[Start of TASK INPUT]

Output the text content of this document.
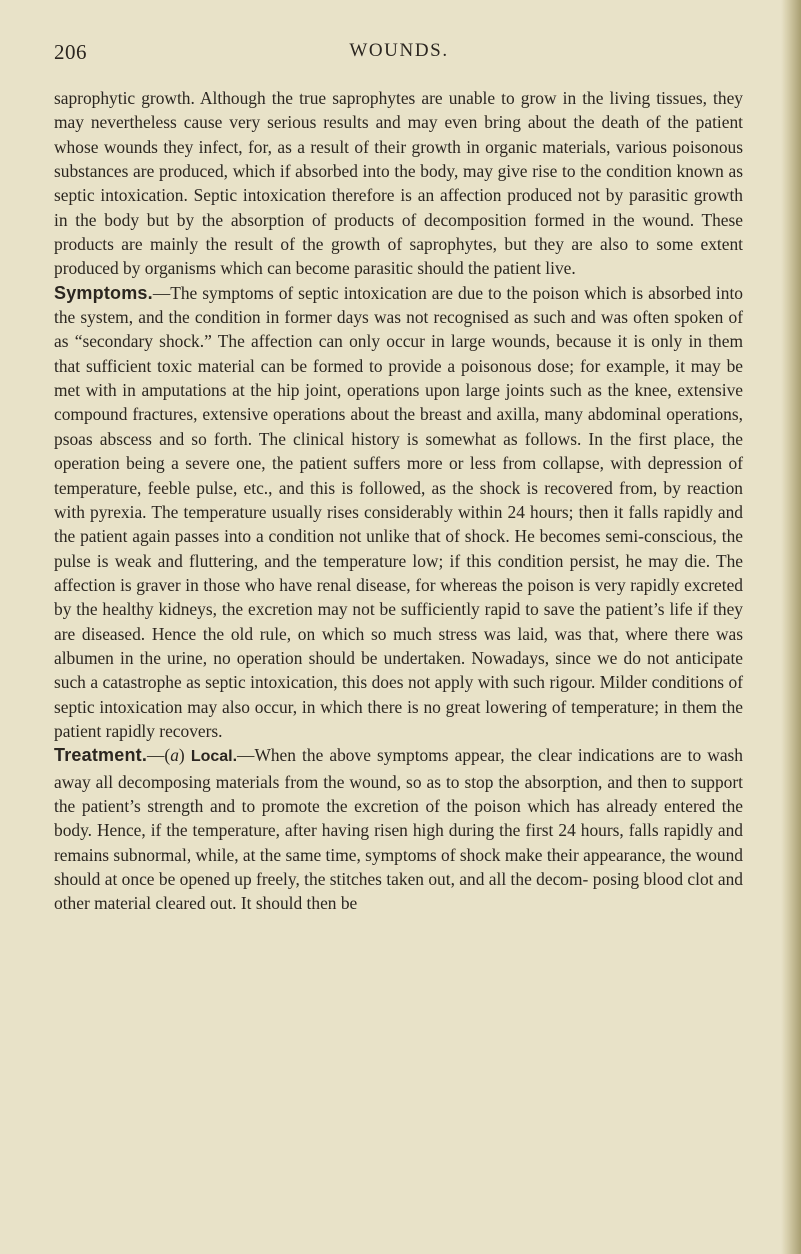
206	WOUNDS.

saprophytic growth. Although the true saprophytes are unable to grow in the living tissues, they may nevertheless cause very serious results and may even bring about the death of the patient whose wounds they infect, for, as a result of their growth in organic materials, various poisonous substances are produced, which if absorbed into the body, may give rise to the condition known as septic intoxication. Septic intoxication therefore is an affection produced not by parasitic growth in the body but by the absorption of products of decomposition formed in the wound. These products are mainly the result of the growth of saprophytes, but they are also to some extent produced by organisms which can become parasitic should the patient live.

Symptoms.—The symptoms of septic intoxication are due to the poison which is absorbed into the system, and the condition in former days was not recognised as such and was often spoken of as “secondary shock.” The affection can only occur in large wounds, because it is only in them that sufficient toxic material can be formed to provide a poisonous dose; for example, it may be met with in amputations at the hip joint, operations upon large joints such as the knee, extensive compound fractures, extensive operations about the breast and axilla, many abdominal operations, psoas abscess and so forth. The clinical history is somewhat as follows. In the first place, the operation being a severe one, the patient suffers more or less from collapse, with depression of temperature, feeble pulse, etc., and this is followed, as the shock is recovered from, by reaction with pyrexia. The temperature usually rises considerably within 24 hours; then it falls rapidly and the patient again passes into a condition not unlike that of shock. He becomes semi-conscious, the pulse is weak and fluttering, and the temperature low; if this condition persist, he may die. The affection is graver in those who have renal disease, for whereas the poison is very rapidly excreted by the healthy kidneys, the excretion may not be sufficiently rapid to save the patient’s life if they are diseased. Hence the old rule, on which so much stress was laid, was that, where there was albumen in the urine, no operation should be undertaken. Nowadays, since we do not anticipate such a catastrophe as septic intoxication, this does not apply with such rigour. Milder conditions of septic intoxication may also occur, in which there is no great lowering of temperature; in them the patient rapidly recovers.

Treatment.—(a) Local.—When the above symptoms appear, the clear indications are to wash away all decomposing materials from the wound, so as to stop the absorption, and then to support the patient’s strength and to promote the excretion of the poison which has already entered the body. Hence, if the temperature, after having risen high during the first 24 hours, falls rapidly and remains subnormal, while, at the same time, symptoms of shock make their appearance, the wound should at once be opened up freely, the stitches taken out, and all the decom- posing blood clot and other material cleared out. It should then be
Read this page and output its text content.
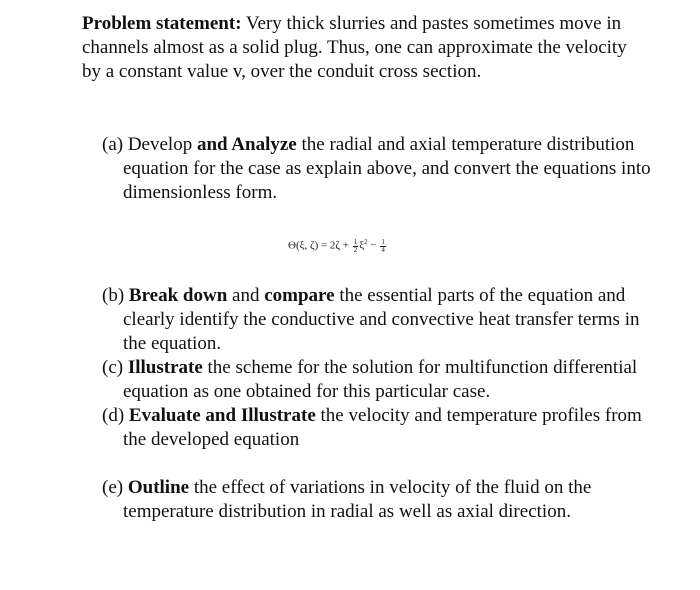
Problem statement: Very thick slurries and pastes sometimes move in channels almost as a solid plug. Thus, one can approximate the velocity by a constant value v, over the conduit cross section.

(a) Develop and Analyze the radial and axial temperature distribution equation for the case as explain above, and convert the equations into dimensionless form.

Θ(ξ, $\zeta) = 2\zeta + \frac{1}{2} \xi^2 - \frac{1}{4}$

(b) Break down and compare the essential parts of the equation and clearly identify the conductive and convective heat transfer terms in the equation.

(c) Illustrate the scheme for the solution for multifunction differential equation as one obtained for this particular case.

(d) Evaluate and Illustrate the velocity and temperature profiles from the developed equation

(e) Outline the effect of variations in velocity of the fluid on the temperature distribution in radial as well as axial direction.
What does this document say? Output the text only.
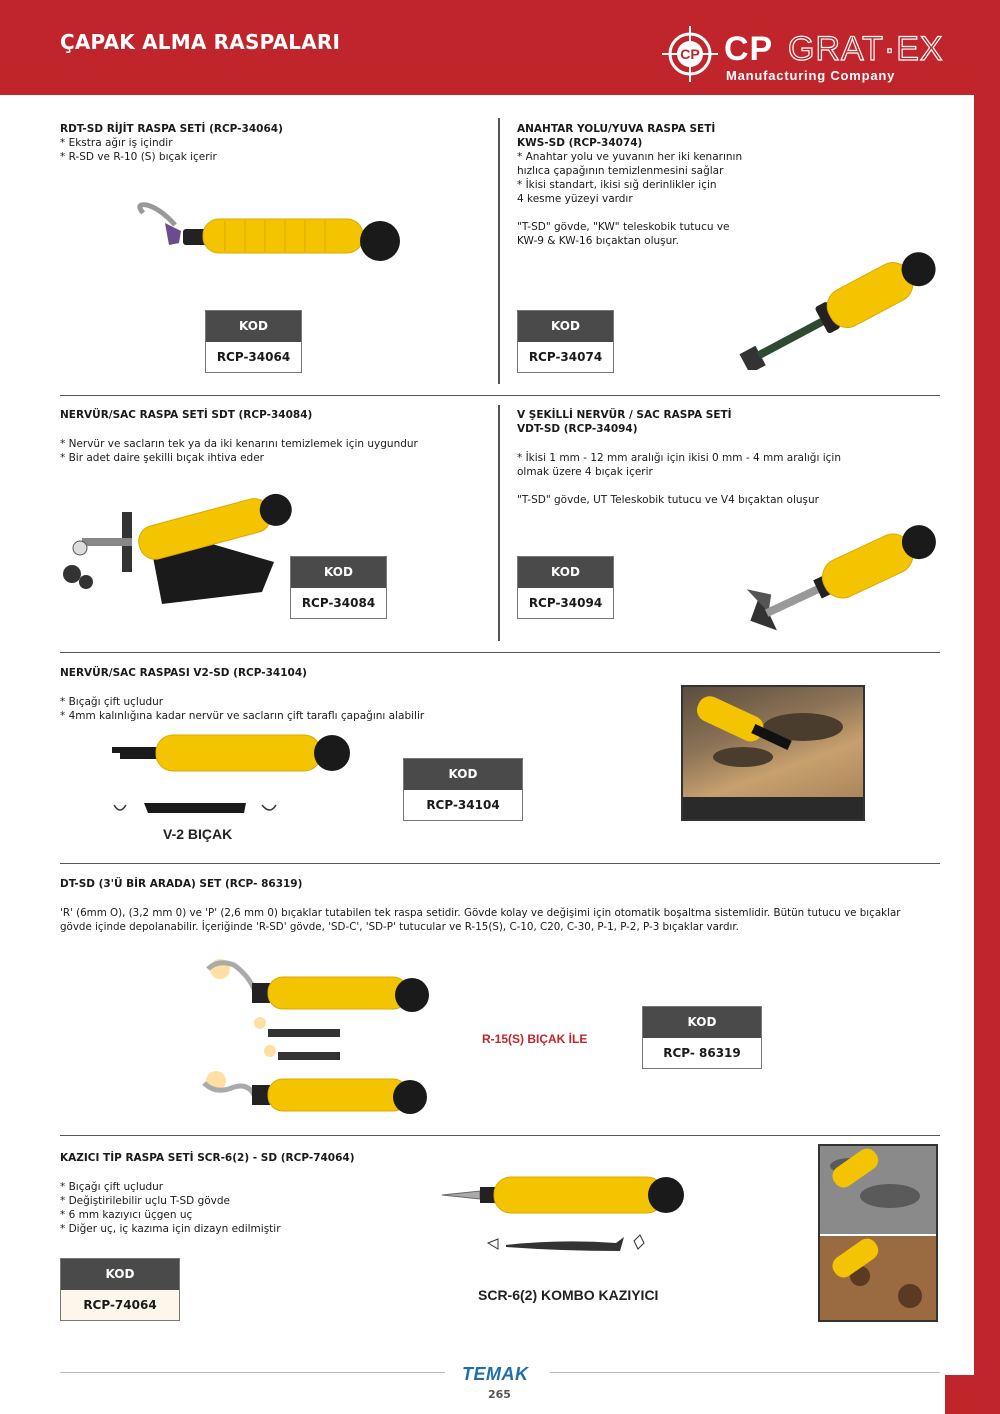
ÇAPAK ALMA RASPALARI	CP CP GRAT·EX
Manufacturing Company
RDT-SD RİJİT RASPA SETİ (RCP-34064)
* Ekstra ağır iş içindir
* R-SD ve R-10 (S) bıçak içerir
KOD
RCP-34064
ANAHTAR YOLU/YUVA RASPA SETİ
KWS-SD (RCP-34074)
* Anahtar yolu ve yuvanın her iki kenarının
hızlıca çapağının temizlenmesini sağlar
* İkisi standart, ikisi sığ derinlikler için
4 kesme yüzeyi vardır
"T-SD" gövde, "KW" teleskobik tutucu ve
KW-9 & KW-16 bıçaktan oluşur.
KOD
RCP-34074
NERVÜR/SAC RASPA SETİ SDT (RCP-34084)
* Nervür ve sacların tek ya da iki kenarını temizlemek için uygundur
* Bir adet daire şekilli bıçak ihtiva eder
KOD
RCP-34084
V ŞEKİLLİ NERVÜR / SAC RASPA SETİ
VDT-SD (RCP-34094)
* İkisi 1 mm - 12 mm aralığı için ikisi 0 mm - 4 mm aralığı için
olmak üzere 4 bıçak içerir
"T-SD" gövde, UT Teleskobik tutucu ve V4 bıçaktan oluşur
KOD
RCP-34094
NERVÜR/SAC RASPASI V2-SD (RCP-34104)
* Bıçağı çift uçludur
* 4mm kalınlığına kadar nervür ve sacların çift taraflı çapağını alabilir
V-2 BIÇAK
KOD
RCP-34104
DT-SD (3'Ü BİR ARADA) SET (RCP- 86319)
'R' (6mm O), (3,2 mm 0) ve 'P' (2,6 mm 0) bıçaklar tutabilen tek raspa setidir. Gövde kolay ve değişimi için otomatik boşaltma sistemlidir. Bütün tutucu ve bıçaklar
gövde içinde depolanabilir. İçeriğinde 'R-SD' gövde, 'SD-C', 'SD-P' tutucular ve R-15(S), C-10, C20, C-30, P-1, P-2, P-3 bıçaklar vardır.
R-15(S) BIÇAK İLE
KOD
RCP- 86319
KAZICI TİP RASPA SETİ SCR-6(2) - SD (RCP-74064)
* Bıçağı çift uçludur
* Değiştirilebilir uçlu T-SD gövde
* 6 mm kazıyıcı üçgen uç
* Diğer uç, iç kazıma için dizayn edilmiştir
KOD
RCP-74064
SCR-6(2) KOMBO KAZIYICI
TEMAK
265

[End of TASK INPUT]

### [PROBLEM]
Return every line of the preceding records in which the word "SETİ" appears.

### [TASK SOLUTION]
RDT-SD RİJİT RASPA SETİ (RCP-34064)
ANAHTAR YOLU/YUVA RASPA SETİ
NERVÜR/SAC RASPA SETİ SDT (RCP-34084)
V ŞEKİLLİ NERVÜR / SAC RASPA SETİ
KAZICI TİP RASPA SETİ SCR-6(2) - SD (RCP-74064)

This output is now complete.